Data rows
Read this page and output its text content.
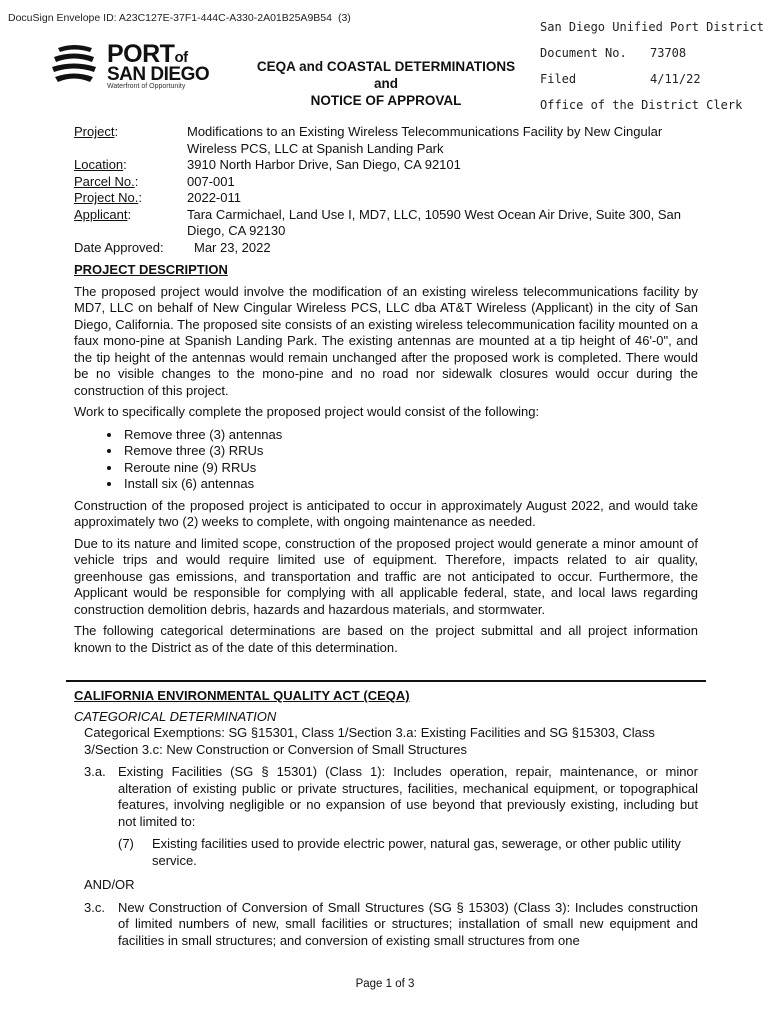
DocuSign Envelope ID: A23C127E-37F1-444C-A330-2A01B25A9B54 (3)
San Diego Unified Port District
Document No.	73708
Filed	4/11/22
Office of the District Clerk
PORTof
SAN DIEGO
Waterfront of Opportunity
CEQA and COASTAL DETERMINATIONS
and
NOTICE OF APPROVAL
Project:	Modifications to an Existing Wireless Telecommunications Facility by New Cingular Wireless PCS, LLC at Spanish Landing Park
Location:	3910 North Harbor Drive, San Diego, CA 92101
Parcel No.:	007-001
Project No.:	2022-011
Applicant:	Tara Carmichael, Land Use I, MD7, LLC, 10590 West Ocean Air Drive, Suite 300, San Diego, CA 92130
Date Approved:	Mar 23, 2022

PROJECT DESCRIPTION

The proposed project would involve the modification of an existing wireless telecommunications facility by MD7, LLC on behalf of New Cingular Wireless PCS, LLC dba AT&T Wireless (Applicant) in the city of San Diego, California. The proposed site consists of an existing wireless telecommunication facility mounted on a faux mono-pine at Spanish Landing Park. The existing antennas are mounted at a tip height of 46'-0", and the tip height of the antennas would remain unchanged after the proposed work is completed. There would be no visible changes to the mono-pine and no road nor sidewalk closures would occur during the construction of this project.

Work to specifically complete the proposed project would consist of the following:

• Remove three (3) antennas
• Remove three (3) RRUs
• Reroute nine (9) RRUs
• Install six (6) antennas

Construction of the proposed project is anticipated to occur in approximately August 2022, and would take approximately two (2) weeks to complete, with ongoing maintenance as needed.

Due to its nature and limited scope, construction of the proposed project would generate a minor amount of vehicle trips and would require limited use of equipment. Therefore, impacts related to air quality, greenhouse gas emissions, and transportation and traffic are not anticipated to occur. Furthermore, the Applicant would be responsible for complying with all applicable federal, state, and local laws regarding construction demolition debris, hazards and hazardous materials, and stormwater.

The following categorical determinations are based on the project submittal and all project information known to the District as of the date of this determination.

CALIFORNIA ENVIRONMENTAL QUALITY ACT (CEQA)

CATEGORICAL DETERMINATION

Categorical Exemptions: SG §15301, Class 1/Section 3.a: Existing Facilities and SG §15303, Class 3/Section 3.c: New Construction or Conversion of Small Structures

3.a. Existing Facilities (SG § 15301) (Class 1): Includes operation, repair, maintenance, or minor alteration of existing public or private structures, facilities, mechanical equipment, or topographical features, involving negligible or no expansion of use beyond that previously existing, including but not limited to:
(7)	Existing facilities used to provide electric power, natural gas, sewerage, or other public utility service.

AND/OR

3.c.	New Construction of Conversion of Small Structures (SG § 15303) (Class 3): Includes construction of limited numbers of new, small facilities or structures; installation of small new equipment and facilities in small structures; and conversion of existing small structures from one
Page 1 of 3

Aim
All of the data above should be transcribed verbatim, with pictures omitted.

Result for this task
Read this page and output its text content.
DocuSign Envelope ID: A23C127E-37F1-444C-A330-2A01B25A9B54 (3)
San Diego Unified Port District
Document No.	73708
Filed	4/11/22
Office of the District Clerk
PORTof
SAN DIEGO
Waterfront of Opportunity
CEQA and COASTAL DETERMINATIONS
and
NOTICE OF APPROVAL
Project:	Modifications to an Existing Wireless Telecommunications Facility by New Cingular Wireless PCS, LLC at Spanish Landing Park
Location:	3910 North Harbor Drive, San Diego, CA 92101
Parcel No.:	007-001
Project No.:	2022-011
Applicant:	Tara Carmichael, Land Use I, MD7, LLC, 10590 West Ocean Air Drive, Suite 300, San Diego, CA 92130
Date Approved:	Mar 23, 2022

PROJECT DESCRIPTION

The proposed project would involve the modification of an existing wireless telecommunications facility by MD7, LLC on behalf of New Cingular Wireless PCS, LLC dba AT&T Wireless (Applicant) in the city of San Diego, California. The proposed site consists of an existing wireless telecommunication facility mounted on a faux mono-pine at Spanish Landing Park. The existing antennas are mounted at a tip height of 46'-0", and the tip height of the antennas would remain unchanged after the proposed work is completed. There would be no visible changes to the mono-pine and no road nor sidewalk closures would occur during the construction of this project.

Work to specifically complete the proposed project would consist of the following:

• Remove three (3) antennas
• Remove three (3) RRUs
• Reroute nine (9) RRUs
• Install six (6) antennas

Construction of the proposed project is anticipated to occur in approximately August 2022, and would take approximately two (2) weeks to complete, with ongoing maintenance as needed.

Due to its nature and limited scope, construction of the proposed project would generate a minor amount of vehicle trips and would require limited use of equipment. Therefore, impacts related to air quality, greenhouse gas emissions, and transportation and traffic are not anticipated to occur. Furthermore, the Applicant would be responsible for complying with all applicable federal, state, and local laws regarding construction demolition debris, hazards and hazardous materials, and stormwater.

The following categorical determinations are based on the project submittal and all project information known to the District as of the date of this determination.

CALIFORNIA ENVIRONMENTAL QUALITY ACT (CEQA)

CATEGORICAL DETERMINATION

Categorical Exemptions: SG §15301, Class 1/Section 3.a: Existing Facilities and SG §15303, Class 3/Section 3.c: New Construction or Conversion of Small Structures

3.a. Existing Facilities (SG § 15301) (Class 1): Includes operation, repair, maintenance, or minor alteration of existing public or private structures, facilities, mechanical equipment, or topographical features, involving negligible or no expansion of use beyond that previously existing, including but not limited to:
(7)	Existing facilities used to provide electric power, natural gas, sewerage, or other public utility service.

AND/OR

3.c.	New Construction of Conversion of Small Structures (SG § 15303) (Class 3): Includes construction of limited numbers of new, small facilities or structures; installation of small new equipment and facilities in small structures; and conversion of existing small structures from one
Page 1 of 3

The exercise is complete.